The request —
Output the material from the line containing "Patent image size: (1160, 931)." through the line containing "The wing wall pair 38 is at (1042, 292).", inclusive, as a JSON list of strings with one string per line and blank lines left out.

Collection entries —
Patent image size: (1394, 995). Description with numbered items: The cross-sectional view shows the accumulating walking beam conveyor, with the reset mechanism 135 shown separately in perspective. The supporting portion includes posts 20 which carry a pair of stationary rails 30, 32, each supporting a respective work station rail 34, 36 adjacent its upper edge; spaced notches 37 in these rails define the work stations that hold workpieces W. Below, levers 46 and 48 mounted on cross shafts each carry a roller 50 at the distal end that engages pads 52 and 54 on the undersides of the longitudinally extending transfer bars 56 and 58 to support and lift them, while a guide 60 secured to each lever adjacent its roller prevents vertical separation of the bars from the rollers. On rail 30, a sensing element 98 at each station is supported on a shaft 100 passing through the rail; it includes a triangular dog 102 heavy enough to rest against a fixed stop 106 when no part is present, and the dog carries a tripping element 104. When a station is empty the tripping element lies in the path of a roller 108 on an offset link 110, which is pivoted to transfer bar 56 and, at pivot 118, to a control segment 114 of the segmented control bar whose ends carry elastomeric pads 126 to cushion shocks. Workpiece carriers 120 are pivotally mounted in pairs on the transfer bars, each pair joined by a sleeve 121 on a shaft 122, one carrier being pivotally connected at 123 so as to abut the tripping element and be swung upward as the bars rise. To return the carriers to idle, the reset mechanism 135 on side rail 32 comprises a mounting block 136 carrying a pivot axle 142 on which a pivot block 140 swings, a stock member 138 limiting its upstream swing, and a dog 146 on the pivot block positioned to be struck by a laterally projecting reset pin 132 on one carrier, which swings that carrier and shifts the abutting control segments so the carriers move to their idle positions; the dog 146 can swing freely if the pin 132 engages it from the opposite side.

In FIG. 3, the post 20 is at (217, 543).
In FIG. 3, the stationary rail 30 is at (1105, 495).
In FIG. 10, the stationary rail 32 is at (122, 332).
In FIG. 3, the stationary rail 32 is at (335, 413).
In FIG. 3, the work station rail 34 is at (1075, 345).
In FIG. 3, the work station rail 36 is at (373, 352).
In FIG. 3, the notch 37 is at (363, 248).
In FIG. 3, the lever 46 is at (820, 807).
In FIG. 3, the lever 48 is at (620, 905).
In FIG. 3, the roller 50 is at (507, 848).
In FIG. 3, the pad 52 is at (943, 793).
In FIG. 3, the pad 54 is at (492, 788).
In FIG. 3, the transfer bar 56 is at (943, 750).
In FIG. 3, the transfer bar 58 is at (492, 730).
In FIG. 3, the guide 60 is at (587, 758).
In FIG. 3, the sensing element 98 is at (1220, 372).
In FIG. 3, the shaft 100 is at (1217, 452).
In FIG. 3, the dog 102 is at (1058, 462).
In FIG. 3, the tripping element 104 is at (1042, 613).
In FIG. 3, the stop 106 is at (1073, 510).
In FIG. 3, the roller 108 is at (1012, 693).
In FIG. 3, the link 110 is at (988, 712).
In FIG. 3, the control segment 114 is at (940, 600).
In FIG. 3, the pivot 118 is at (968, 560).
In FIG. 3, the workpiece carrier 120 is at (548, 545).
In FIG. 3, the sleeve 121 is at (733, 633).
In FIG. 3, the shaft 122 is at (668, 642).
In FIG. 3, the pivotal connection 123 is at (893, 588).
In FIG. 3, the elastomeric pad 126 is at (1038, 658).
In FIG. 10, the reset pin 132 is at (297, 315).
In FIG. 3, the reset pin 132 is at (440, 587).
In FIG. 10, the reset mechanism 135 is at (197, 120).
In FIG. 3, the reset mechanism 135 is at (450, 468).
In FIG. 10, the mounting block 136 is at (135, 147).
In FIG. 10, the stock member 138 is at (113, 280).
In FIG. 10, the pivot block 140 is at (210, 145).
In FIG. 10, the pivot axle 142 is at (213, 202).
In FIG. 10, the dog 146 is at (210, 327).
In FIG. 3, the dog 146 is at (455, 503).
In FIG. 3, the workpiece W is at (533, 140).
---
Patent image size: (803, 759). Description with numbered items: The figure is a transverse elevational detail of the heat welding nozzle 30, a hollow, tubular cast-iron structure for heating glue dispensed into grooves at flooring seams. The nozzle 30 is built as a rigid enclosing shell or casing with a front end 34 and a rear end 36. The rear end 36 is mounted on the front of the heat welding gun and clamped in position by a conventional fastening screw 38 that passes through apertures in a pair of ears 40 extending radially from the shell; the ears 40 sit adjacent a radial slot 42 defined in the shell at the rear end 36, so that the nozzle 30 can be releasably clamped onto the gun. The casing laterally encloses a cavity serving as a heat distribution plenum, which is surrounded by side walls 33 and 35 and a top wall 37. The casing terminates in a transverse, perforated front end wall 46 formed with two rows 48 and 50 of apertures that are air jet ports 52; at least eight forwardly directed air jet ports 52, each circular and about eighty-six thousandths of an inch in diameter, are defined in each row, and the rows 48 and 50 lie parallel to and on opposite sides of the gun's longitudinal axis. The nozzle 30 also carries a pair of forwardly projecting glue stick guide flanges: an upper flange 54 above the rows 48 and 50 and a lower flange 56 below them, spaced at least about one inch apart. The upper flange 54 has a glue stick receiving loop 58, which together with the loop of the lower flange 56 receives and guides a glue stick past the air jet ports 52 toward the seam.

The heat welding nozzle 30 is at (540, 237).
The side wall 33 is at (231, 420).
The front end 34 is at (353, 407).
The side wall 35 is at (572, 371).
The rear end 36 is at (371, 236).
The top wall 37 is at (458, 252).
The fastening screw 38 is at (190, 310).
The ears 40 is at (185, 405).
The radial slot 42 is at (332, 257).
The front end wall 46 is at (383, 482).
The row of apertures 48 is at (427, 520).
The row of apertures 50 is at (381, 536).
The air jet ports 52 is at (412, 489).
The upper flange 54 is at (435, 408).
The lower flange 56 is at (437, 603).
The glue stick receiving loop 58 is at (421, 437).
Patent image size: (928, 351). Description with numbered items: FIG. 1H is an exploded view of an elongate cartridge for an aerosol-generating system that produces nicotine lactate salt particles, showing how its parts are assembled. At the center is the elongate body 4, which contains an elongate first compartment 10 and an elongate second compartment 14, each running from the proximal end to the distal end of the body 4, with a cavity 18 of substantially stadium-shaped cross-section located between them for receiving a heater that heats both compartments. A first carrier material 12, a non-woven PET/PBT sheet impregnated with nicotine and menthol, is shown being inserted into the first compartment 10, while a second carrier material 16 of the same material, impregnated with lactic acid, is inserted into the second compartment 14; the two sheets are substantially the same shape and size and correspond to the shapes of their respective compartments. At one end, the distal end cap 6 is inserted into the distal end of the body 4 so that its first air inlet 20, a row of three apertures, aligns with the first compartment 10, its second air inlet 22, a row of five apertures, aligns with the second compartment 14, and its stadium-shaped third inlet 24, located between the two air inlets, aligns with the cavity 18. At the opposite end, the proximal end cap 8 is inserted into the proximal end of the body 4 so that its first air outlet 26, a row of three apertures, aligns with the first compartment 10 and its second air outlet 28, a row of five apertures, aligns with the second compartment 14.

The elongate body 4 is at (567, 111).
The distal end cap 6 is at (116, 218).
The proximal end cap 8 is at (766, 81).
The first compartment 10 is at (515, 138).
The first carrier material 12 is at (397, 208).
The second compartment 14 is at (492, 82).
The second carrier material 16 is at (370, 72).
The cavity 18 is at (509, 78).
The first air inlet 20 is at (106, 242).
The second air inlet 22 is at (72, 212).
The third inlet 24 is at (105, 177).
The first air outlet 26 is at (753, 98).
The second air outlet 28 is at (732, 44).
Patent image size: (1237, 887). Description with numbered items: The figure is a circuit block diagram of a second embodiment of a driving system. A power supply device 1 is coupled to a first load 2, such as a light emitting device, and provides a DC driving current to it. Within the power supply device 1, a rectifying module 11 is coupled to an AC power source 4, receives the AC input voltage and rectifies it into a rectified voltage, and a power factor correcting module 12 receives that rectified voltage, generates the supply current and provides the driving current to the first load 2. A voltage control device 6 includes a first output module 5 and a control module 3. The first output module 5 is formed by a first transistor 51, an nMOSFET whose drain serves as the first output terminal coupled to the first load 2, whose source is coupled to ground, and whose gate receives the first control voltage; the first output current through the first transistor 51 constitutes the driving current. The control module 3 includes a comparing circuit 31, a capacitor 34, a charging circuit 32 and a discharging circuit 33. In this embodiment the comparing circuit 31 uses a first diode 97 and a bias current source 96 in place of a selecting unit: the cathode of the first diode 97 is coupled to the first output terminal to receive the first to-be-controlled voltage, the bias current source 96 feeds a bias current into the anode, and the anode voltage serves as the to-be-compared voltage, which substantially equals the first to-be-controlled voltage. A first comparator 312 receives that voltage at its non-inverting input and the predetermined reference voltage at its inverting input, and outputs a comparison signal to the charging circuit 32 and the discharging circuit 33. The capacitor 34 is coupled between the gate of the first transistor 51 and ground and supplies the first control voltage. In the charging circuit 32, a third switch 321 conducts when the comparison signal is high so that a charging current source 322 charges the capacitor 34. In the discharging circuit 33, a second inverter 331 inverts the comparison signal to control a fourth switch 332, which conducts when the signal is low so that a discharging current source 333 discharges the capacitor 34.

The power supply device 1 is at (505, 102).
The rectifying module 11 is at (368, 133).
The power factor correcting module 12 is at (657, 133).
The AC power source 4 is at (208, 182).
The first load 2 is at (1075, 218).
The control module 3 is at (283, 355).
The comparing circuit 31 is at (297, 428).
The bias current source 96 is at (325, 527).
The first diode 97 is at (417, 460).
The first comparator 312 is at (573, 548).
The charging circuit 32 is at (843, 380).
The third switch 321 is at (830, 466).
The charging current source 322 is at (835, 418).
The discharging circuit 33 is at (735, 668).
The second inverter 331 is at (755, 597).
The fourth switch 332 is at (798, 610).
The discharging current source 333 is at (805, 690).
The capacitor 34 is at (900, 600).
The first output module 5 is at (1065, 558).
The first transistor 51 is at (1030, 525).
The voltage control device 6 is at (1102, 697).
==
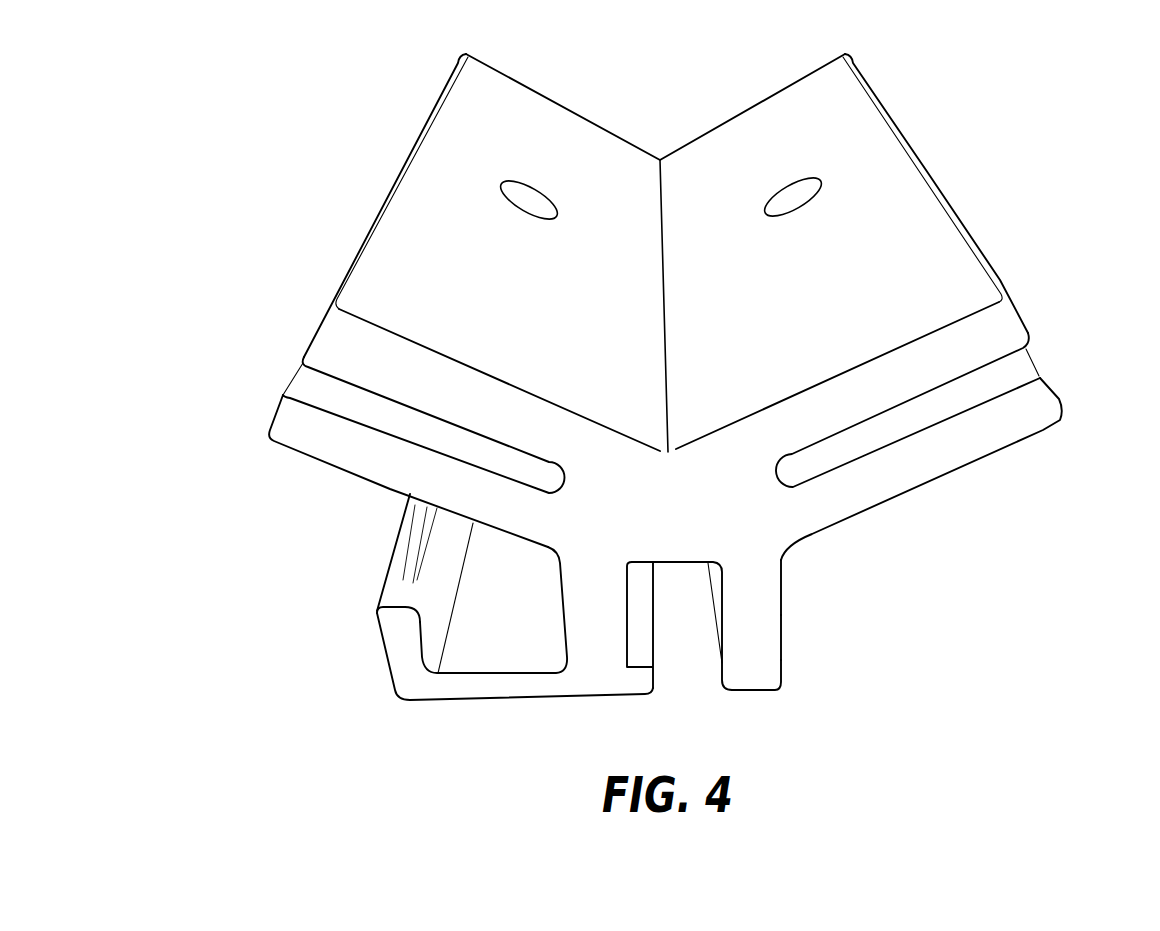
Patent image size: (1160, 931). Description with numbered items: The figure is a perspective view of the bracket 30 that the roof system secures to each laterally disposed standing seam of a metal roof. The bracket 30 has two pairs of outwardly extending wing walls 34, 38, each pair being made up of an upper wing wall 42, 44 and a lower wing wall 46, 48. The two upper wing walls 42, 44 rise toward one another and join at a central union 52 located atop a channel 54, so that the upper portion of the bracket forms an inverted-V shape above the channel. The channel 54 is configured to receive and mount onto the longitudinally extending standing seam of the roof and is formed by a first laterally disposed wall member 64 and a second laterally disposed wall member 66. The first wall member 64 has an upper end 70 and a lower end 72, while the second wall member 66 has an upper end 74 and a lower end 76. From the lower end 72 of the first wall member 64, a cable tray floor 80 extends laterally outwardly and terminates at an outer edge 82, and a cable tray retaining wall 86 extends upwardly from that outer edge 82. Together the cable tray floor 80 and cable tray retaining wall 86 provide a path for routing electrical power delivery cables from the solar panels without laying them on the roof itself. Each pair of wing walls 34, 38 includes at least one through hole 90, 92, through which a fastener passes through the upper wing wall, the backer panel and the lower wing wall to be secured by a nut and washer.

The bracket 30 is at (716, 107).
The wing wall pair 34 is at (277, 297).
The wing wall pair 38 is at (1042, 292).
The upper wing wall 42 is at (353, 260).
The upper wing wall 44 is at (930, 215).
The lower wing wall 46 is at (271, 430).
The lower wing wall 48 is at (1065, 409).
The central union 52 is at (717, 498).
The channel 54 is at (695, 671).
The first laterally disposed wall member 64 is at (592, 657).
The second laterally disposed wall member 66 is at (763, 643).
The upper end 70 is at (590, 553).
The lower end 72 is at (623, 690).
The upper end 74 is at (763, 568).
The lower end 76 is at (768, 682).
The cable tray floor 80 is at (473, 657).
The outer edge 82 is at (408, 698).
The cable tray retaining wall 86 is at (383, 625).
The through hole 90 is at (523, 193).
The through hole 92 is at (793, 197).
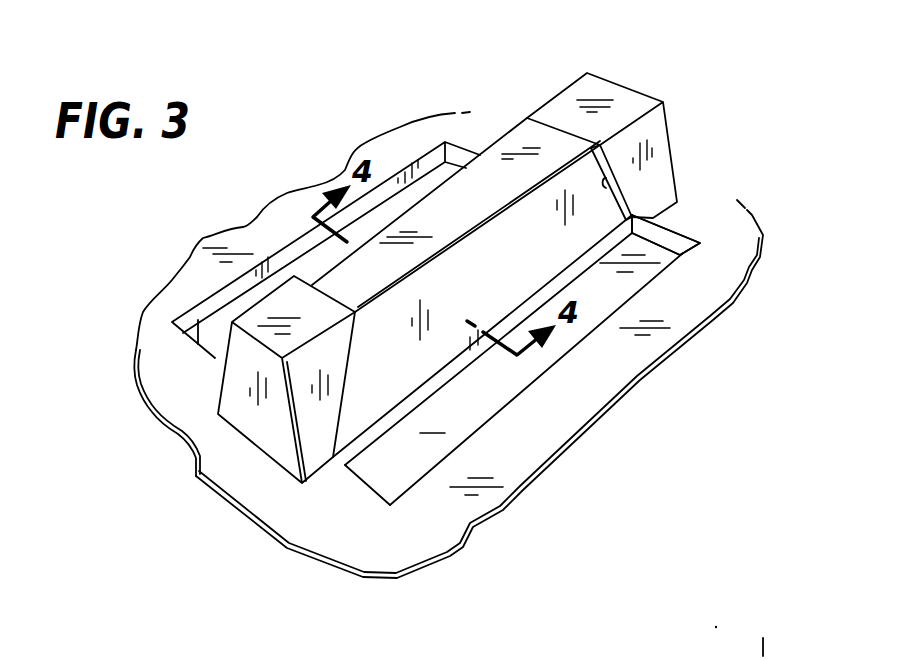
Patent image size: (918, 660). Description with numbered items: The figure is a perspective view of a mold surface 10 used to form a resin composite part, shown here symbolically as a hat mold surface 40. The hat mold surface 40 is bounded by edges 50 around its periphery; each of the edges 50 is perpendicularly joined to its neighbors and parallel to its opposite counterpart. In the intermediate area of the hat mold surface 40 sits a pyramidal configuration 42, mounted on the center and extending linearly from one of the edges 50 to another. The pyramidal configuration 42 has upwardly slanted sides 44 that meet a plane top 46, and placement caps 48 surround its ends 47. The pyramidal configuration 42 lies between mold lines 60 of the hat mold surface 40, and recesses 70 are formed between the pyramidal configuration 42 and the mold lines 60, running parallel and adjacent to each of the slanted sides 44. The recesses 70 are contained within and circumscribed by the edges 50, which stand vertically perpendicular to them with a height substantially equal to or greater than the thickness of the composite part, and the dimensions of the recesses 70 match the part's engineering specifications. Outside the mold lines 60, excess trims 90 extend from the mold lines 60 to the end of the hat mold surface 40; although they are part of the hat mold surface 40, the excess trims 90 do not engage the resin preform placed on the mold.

Task answer —
[
  "Patent image size: (1160, 931). Description with numbered items: The figure is a perspective view of the bracket 30 that the roof system secures to each laterally disposed standing seam of a metal roof. The bracket 30 has two pairs of outwardly extending wing walls 34, 38, each pair being made up of an upper wing wall 42, 44 and a lower wing wall 46, 48. The two upper wing walls 42, 44 rise toward one another and join at a central union 52 located atop a channel 54, so that the upper portion of the bracket forms an inverted-V shape above the channel. The channel 54 is configured to receive and mount onto the longitudinally extending standing seam of the roof and is formed by a first laterally disposed wall member 64 and a second laterally disposed wall member 66. The first wall member 64 has an upper end 70 and a lower end 72, while the second wall member 66 has an upper end 74 and a lower end 76. From the lower end 72 of the first wall member 64, a cable tray floor 80 extends laterally outwardly and terminates at an outer edge 82, and a cable tray retaining wall 86 extends upwardly from that outer edge 82. Together the cable tray floor 80 and cable tray retaining wall 86 provide a path for routing electrical power delivery cables from the solar panels without laying them on the roof itself. Each pair of wing walls 34, 38 includes at least one through hole 90, 92, through which a fastener passes through the upper wing wall, the backer panel and the lower wing wall to be secured by a nut and washer.",
  "The bracket 30 is at (716, 107).",
  "The wing wall pair 34 is at (277, 297).",
  "The wing wall pair 38 is at (1042, 292)."
]